(Stored items from a collection)
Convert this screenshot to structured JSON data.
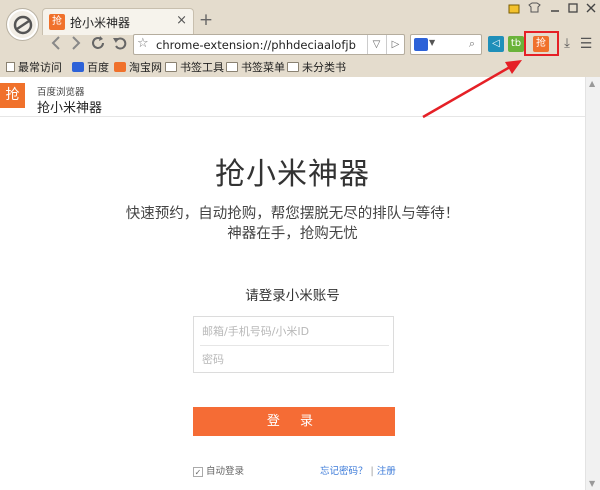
{
  "browser": {
    "tab": {
      "title": "抢小米神器",
      "favicon": "抢",
      "close": "×"
    },
    "new_tab": "+",
    "url": "chrome-extension://phhdeciaalofjbopjhfl",
    "nav_icons": [
      "back-icon",
      "forward-icon",
      "refresh-icon",
      "undo-icon"
    ],
    "bookmarks": [
      "最常访问",
      "百度",
      "淘宝网",
      "书签工具",
      "书签菜单",
      "未分类书"
    ],
    "extension_badge": "抢",
    "extension_badge_green": "tb",
    "colors": {
      "chrome_bg": "#e4dccd",
      "accent": "#f0712b",
      "highlight": "#e52026"
    }
  },
  "page": {
    "header": {
      "subtitle": "百度浏览器",
      "name": "抢小米神器",
      "logo": "抢"
    },
    "title": "抢小米神器",
    "slogan_line1": "快速预约，自动抢购，帮您摆脱无尽的排队与等待！",
    "slogan_line2": "神器在手，抢购无忧",
    "login_heading": "请登录小米账号",
    "account_placeholder": "邮箱/手机号码/小米ID",
    "password_placeholder": "密码",
    "login_button": "登 录",
    "auto_login": "自动登录",
    "forgot_password": "忘记密码？",
    "separator": "|",
    "register": "注册",
    "auto_login_checked": true
  }
}
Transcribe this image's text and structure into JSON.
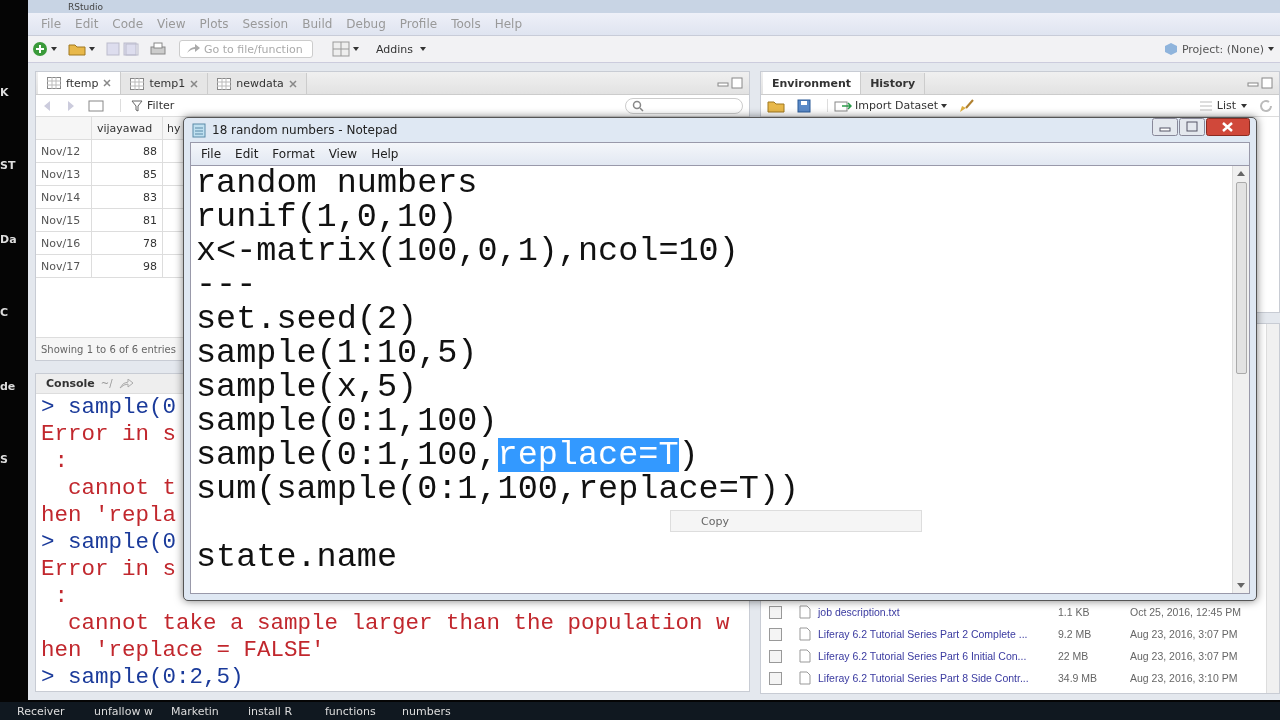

SHORT PROBLEM: Filter the data for the string "this" and copy every line that has it.

COMPLETED EXERCISE:
Convert this screenshot to structured JSON data.
Transcribe this image's text and structure into JSON.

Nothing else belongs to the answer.